### GIVEN EXERCISE:
List, from the lines below, each one with "bruta" in it.

### DATA ROWS:
--*--
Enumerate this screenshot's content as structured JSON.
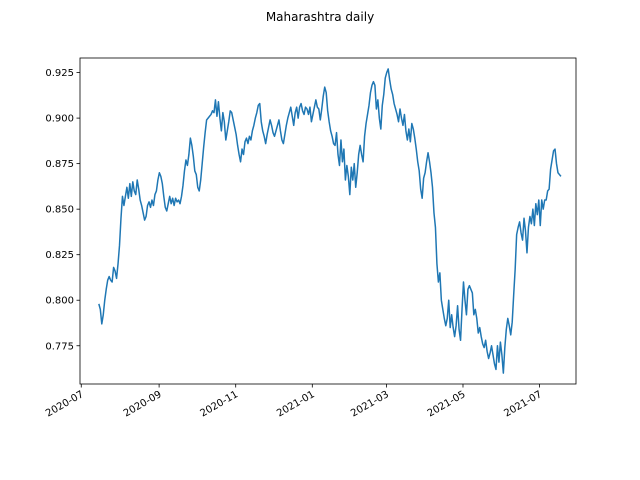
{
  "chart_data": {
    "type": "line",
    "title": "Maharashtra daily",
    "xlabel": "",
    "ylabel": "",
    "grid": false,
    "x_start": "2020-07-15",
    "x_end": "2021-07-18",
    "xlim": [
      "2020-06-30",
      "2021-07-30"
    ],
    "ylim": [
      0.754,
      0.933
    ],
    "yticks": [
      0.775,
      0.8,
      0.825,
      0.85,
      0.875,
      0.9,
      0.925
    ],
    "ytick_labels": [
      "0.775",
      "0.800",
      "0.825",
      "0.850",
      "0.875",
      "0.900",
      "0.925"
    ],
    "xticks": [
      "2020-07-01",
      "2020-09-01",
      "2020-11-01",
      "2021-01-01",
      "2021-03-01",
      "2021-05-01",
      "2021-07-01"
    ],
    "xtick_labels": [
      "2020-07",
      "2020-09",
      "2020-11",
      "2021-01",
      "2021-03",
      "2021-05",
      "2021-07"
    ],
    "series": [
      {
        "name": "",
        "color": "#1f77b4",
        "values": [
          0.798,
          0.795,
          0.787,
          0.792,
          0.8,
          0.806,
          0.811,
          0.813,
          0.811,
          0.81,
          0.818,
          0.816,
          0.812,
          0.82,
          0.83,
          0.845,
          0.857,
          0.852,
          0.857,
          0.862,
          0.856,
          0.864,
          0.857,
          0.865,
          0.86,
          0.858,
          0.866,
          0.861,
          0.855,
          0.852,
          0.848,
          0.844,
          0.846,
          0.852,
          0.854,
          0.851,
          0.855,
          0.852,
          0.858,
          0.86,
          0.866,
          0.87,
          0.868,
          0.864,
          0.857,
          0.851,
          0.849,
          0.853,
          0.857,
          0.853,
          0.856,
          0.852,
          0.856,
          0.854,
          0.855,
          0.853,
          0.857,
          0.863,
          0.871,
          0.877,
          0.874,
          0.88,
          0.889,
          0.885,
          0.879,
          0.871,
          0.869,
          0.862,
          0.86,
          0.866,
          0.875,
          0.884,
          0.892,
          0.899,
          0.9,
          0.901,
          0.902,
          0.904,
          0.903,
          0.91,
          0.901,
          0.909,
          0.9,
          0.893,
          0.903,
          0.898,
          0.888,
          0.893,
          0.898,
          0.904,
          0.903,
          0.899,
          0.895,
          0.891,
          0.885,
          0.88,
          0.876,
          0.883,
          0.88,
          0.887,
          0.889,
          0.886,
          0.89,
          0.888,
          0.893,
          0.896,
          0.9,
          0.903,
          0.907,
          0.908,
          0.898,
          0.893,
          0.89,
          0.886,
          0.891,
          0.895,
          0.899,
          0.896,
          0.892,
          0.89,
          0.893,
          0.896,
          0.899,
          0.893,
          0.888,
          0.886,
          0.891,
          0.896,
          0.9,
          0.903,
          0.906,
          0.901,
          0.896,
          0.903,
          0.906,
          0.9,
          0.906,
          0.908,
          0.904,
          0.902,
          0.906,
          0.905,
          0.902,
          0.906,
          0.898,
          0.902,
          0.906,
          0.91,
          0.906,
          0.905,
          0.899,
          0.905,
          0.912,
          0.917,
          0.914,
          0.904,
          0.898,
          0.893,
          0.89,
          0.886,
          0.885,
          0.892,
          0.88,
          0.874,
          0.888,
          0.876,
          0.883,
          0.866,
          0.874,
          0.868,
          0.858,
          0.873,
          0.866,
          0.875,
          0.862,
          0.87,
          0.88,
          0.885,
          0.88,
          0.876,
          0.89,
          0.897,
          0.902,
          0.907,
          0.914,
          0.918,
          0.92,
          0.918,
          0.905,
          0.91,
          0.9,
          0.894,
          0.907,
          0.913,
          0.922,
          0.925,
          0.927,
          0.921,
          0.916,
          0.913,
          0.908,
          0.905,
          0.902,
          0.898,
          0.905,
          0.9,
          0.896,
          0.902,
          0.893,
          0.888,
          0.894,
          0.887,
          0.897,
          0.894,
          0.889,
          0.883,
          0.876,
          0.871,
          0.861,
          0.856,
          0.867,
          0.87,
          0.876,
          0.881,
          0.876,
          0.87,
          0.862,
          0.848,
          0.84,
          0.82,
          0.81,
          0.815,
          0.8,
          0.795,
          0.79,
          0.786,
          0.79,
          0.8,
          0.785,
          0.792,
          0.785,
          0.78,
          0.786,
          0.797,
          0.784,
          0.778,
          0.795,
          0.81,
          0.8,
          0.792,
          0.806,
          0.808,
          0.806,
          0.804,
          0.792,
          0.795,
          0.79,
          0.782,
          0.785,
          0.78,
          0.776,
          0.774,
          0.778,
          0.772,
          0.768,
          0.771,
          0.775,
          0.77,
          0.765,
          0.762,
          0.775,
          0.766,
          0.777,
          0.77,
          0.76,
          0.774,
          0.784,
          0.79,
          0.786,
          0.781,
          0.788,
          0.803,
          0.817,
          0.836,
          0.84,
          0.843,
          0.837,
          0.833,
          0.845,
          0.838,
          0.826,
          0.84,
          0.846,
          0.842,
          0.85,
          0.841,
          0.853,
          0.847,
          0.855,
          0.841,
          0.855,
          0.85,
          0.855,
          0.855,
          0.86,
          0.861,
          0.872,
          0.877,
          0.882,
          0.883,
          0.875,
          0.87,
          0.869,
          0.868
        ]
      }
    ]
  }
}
--*--
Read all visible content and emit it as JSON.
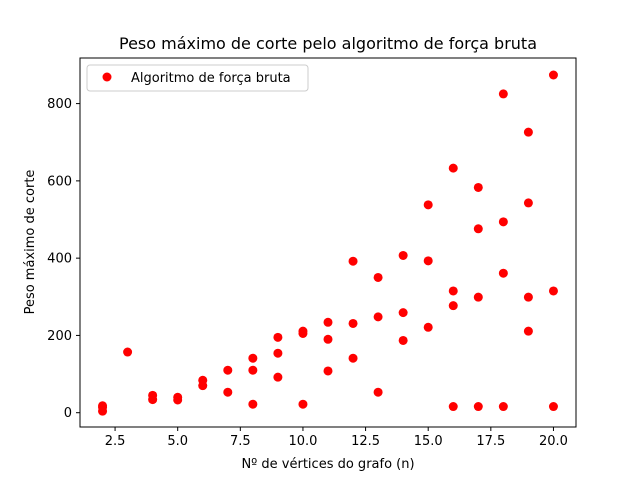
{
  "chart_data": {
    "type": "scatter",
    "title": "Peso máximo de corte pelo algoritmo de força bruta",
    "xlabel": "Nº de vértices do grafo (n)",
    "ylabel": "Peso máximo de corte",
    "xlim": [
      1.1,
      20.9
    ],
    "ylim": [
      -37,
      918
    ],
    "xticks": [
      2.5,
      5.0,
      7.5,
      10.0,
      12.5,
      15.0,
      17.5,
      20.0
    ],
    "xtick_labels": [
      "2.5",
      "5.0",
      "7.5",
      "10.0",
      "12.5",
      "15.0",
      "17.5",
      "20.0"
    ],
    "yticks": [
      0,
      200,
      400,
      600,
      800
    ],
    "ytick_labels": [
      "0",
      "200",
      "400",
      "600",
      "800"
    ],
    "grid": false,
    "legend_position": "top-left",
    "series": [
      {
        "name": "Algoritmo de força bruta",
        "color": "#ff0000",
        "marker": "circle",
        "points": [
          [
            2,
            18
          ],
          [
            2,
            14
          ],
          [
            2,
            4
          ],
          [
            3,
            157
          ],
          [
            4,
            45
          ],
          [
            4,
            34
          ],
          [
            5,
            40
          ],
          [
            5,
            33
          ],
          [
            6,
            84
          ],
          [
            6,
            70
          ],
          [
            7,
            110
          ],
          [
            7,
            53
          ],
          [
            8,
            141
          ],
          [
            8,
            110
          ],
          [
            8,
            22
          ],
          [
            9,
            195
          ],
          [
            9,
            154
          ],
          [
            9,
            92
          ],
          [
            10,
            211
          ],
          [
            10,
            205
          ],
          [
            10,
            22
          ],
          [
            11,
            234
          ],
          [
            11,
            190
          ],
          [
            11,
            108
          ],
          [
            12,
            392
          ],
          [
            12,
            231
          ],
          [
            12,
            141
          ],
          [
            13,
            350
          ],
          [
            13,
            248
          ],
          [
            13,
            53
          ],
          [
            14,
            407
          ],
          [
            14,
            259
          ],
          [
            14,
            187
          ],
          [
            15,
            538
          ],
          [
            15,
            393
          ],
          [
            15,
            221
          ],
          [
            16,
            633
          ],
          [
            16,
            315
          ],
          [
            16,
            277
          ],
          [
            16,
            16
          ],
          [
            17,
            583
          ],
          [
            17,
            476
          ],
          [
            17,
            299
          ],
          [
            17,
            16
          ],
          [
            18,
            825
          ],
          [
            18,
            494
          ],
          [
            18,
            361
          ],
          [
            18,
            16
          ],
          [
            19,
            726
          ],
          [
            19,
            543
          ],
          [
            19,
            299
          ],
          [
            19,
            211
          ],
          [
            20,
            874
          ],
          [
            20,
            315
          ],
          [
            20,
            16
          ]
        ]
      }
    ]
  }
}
--*--
### RESPONSE FOR THIS EXERCISE:
    "title": "Peso máximo de corte pelo algoritmo de força bruta",
        "name": "Algoritmo de força bruta",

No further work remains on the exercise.